▸ **Task brief**
Arrange every line of the records below as a numbered list, omitting any blank lines.

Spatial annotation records
★ ★ ★ ★

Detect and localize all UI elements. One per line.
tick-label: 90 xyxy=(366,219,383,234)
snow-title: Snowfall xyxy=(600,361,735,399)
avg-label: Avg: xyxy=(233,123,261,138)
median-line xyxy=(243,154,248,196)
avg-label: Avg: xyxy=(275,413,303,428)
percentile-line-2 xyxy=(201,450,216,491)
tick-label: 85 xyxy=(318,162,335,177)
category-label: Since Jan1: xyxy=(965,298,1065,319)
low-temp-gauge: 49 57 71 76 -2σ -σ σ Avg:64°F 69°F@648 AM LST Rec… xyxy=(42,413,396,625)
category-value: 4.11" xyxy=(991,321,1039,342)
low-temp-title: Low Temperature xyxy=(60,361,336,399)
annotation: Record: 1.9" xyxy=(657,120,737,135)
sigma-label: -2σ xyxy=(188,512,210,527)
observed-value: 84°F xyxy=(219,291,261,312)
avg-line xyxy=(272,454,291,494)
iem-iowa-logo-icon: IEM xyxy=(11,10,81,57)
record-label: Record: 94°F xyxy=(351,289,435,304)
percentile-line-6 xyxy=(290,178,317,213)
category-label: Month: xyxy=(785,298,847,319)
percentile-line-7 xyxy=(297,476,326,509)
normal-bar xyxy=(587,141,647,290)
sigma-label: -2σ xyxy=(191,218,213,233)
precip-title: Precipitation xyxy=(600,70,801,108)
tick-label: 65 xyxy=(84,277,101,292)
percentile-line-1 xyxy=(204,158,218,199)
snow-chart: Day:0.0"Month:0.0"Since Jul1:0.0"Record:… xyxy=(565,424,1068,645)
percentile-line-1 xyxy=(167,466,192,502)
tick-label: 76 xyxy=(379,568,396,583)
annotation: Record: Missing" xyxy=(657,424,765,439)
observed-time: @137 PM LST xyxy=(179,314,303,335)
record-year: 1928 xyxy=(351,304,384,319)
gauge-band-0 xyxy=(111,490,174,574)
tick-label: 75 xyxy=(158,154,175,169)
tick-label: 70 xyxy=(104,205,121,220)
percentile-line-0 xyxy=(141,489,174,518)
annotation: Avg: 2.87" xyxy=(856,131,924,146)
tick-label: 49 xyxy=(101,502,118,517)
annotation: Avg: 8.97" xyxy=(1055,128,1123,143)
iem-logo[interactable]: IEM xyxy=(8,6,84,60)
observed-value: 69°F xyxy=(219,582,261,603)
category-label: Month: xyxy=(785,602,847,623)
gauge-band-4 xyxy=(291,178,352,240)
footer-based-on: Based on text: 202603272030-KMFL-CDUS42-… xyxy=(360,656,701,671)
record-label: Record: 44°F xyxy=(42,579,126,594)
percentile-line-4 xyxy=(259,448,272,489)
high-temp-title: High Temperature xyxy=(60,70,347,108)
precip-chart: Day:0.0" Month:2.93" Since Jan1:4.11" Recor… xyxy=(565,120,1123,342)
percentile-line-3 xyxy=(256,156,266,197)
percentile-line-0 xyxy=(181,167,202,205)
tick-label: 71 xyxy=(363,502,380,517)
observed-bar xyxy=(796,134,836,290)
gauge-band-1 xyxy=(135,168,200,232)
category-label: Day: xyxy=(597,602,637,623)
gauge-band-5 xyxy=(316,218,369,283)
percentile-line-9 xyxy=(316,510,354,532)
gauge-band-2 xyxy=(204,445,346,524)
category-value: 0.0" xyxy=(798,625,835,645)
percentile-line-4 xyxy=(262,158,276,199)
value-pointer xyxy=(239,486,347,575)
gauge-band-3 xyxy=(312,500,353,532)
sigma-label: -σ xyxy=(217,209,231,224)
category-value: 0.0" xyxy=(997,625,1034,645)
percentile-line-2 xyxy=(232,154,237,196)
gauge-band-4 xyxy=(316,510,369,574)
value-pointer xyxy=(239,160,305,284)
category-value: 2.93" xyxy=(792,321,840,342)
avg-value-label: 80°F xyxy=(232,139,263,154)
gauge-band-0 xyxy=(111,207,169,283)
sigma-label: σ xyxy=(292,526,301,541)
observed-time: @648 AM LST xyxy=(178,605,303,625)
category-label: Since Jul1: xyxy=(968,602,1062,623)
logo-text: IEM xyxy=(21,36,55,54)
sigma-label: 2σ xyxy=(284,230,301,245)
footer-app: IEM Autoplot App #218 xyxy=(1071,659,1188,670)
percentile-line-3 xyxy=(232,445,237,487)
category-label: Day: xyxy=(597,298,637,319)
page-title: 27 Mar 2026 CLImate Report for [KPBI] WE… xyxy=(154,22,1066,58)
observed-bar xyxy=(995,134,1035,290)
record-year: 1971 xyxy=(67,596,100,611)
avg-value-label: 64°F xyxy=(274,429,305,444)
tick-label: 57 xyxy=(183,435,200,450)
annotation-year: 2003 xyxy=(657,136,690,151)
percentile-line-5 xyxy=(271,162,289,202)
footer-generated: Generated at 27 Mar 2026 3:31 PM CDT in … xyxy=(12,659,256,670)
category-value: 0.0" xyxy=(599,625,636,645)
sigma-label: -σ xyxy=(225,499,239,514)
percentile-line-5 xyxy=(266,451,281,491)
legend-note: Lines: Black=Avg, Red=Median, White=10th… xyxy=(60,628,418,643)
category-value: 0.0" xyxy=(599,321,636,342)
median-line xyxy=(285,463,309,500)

★ ★ ★ ★

▸ **Response to this exercise**
1. Detect and localize all UI elements. One per line.
2. tick-label: 90 xyxy=(366,219,383,234)
3. snow-title: Snowfall xyxy=(600,361,735,399)
4. avg-label: Avg: xyxy=(233,123,261,138)
5. median-line xyxy=(243,154,248,196)
6. avg-label: Avg: xyxy=(275,413,303,428)
7. percentile-line-2 xyxy=(201,450,216,491)
8. tick-label: 85 xyxy=(318,162,335,177)
9. category-label: Since Jan1: xyxy=(965,298,1065,319)
10. low-temp-gauge: 49 57 71 76 -2σ -σ σ Avg:64°F 69°F@648 AM LST Rec… xyxy=(42,413,396,625)
11. category-value: 4.11" xyxy=(991,321,1039,342)
12. low-temp-title: Low Temperature xyxy=(60,361,336,399)
13. annotation: Record: 1.9" xyxy=(657,120,737,135)
14. sigma-label: -2σ xyxy=(188,512,210,527)
15. observed-value: 84°F xyxy=(219,291,261,312)
16. avg-line xyxy=(272,454,291,494)
17. iem-iowa-logo-icon: IEM xyxy=(11,10,81,57)
18. record-label: Record: 94°F xyxy=(351,289,435,304)
19. percentile-line-6 xyxy=(290,178,317,213)
20. category-label: Month: xyxy=(785,298,847,319)
21. percentile-line-7 xyxy=(297,476,326,509)
22. normal-bar xyxy=(587,141,647,290)
23. sigma-label: -2σ xyxy=(191,218,213,233)
24. precip-title: Precipitation xyxy=(600,70,801,108)
25. tick-label: 65 xyxy=(84,277,101,292)
26. percentile-line-1 xyxy=(204,158,218,199)
27. snow-chart: Day:0.0"Month:0.0"Since Jul1:0.0"Record:… xyxy=(565,424,1068,645)
28. percentile-line-1 xyxy=(167,466,192,502)
29. tick-label: 76 xyxy=(379,568,396,583)
30. annotation: Record: Missing" xyxy=(657,424,765,439)
31. observed-time: @137 PM LST xyxy=(179,314,303,335)
32. record-year: 1928 xyxy=(351,304,384,319)
33. gauge-band-0 xyxy=(111,490,174,574)
34. tick-label: 75 xyxy=(158,154,175,169)
35. tick-label: 70 xyxy=(104,205,121,220)
36. percentile-line-0 xyxy=(141,489,174,518)
37. annotation: Avg: 2.87" xyxy=(856,131,924,146)
38. tick-label: 49 xyxy=(101,502,118,517)
39. annotation: Avg: 8.97" xyxy=(1055,128,1123,143)
40. iem-logo[interactable]: IEM xyxy=(8,6,84,60)
41. observed-value: 69°F xyxy=(219,582,261,603)
42. category-label: Month: xyxy=(785,602,847,623)
43. gauge-band-4 xyxy=(291,178,352,240)
44. footer-based-on: Based on text: 202603272030-KMFL-CDUS42-… xyxy=(360,656,701,671)
45. record-label: Record: 44°F xyxy=(42,579,126,594)
46. percentile-line-4 xyxy=(259,448,272,489)
47. high-temp-title: High Temperature xyxy=(60,70,347,108)
48. precip-chart: Day:0.0" Month:2.93" Since Jan1:4.11" Recor… xyxy=(565,120,1123,342)
49. percentile-line-3 xyxy=(256,156,266,197)
50. percentile-line-0 xyxy=(181,167,202,205)
51. tick-label: 71 xyxy=(363,502,380,517)
52. observed-bar xyxy=(796,134,836,290)
53. gauge-band-1 xyxy=(135,168,200,232)
54. category-label: Day: xyxy=(597,602,637,623)
55. gauge-band-5 xyxy=(316,218,369,283)
56. percentile-line-9 xyxy=(316,510,354,532)
57. gauge-band-2 xyxy=(204,445,346,524)
58. category-value: 0.0" xyxy=(798,625,835,645)
59. percentile-line-4 xyxy=(262,158,276,199)
60. value-pointer xyxy=(239,486,347,575)
61. gauge-band-3 xyxy=(312,500,353,532)
62. sigma-label: -σ xyxy=(217,209,231,224)
63. category-value: 0.0" xyxy=(997,625,1034,645)
64. percentile-line-2 xyxy=(232,154,237,196)
65. gauge-band-4 xyxy=(316,510,369,574)
66. value-pointer xyxy=(239,160,305,284)
67. category-value: 2.93" xyxy=(792,321,840,342)
68. avg-value-label: 80°F xyxy=(232,139,263,154)
69. gauge-band-0 xyxy=(111,207,169,283)
70. sigma-label: σ xyxy=(292,526,301,541)
71. observed-time: @648 AM LST xyxy=(178,605,303,625)
72. category-label: Since Jul1: xyxy=(968,602,1062,623)
73. logo-text: IEM xyxy=(21,36,55,54)
74. sigma-label: 2σ xyxy=(284,230,301,245)
75. footer-app: IEM Autoplot App #218 xyxy=(1071,659,1188,670)
76. percentile-line-3 xyxy=(232,445,237,487)
77. category-label: Day: xyxy=(597,298,637,319)
78. page-title: 27 Mar 2026 CLImate Report for [KPBI] WE… xyxy=(154,22,1066,58)
79. observed-bar xyxy=(995,134,1035,290)
80. record-year: 1971 xyxy=(67,596,100,611)
81. avg-value-label: 64°F xyxy=(274,429,305,444)
82. tick-label: 57 xyxy=(183,435,200,450)
83. annotation-year: 2003 xyxy=(657,136,690,151)
84. percentile-line-5 xyxy=(271,162,289,202)
85. footer-generated: Generated at 27 Mar 2026 3:31 PM CDT in … xyxy=(12,659,256,670)
86. category-value: 0.0" xyxy=(599,625,636,645)
87. sigma-label: -σ xyxy=(225,499,239,514)
88. percentile-line-5 xyxy=(266,451,281,491)
89. legend-note: Lines: Black=Avg, Red=Median, White=10th… xyxy=(60,628,418,643)
90. category-value: 0.0" xyxy=(599,321,636,342)
91. median-line xyxy=(285,463,309,500)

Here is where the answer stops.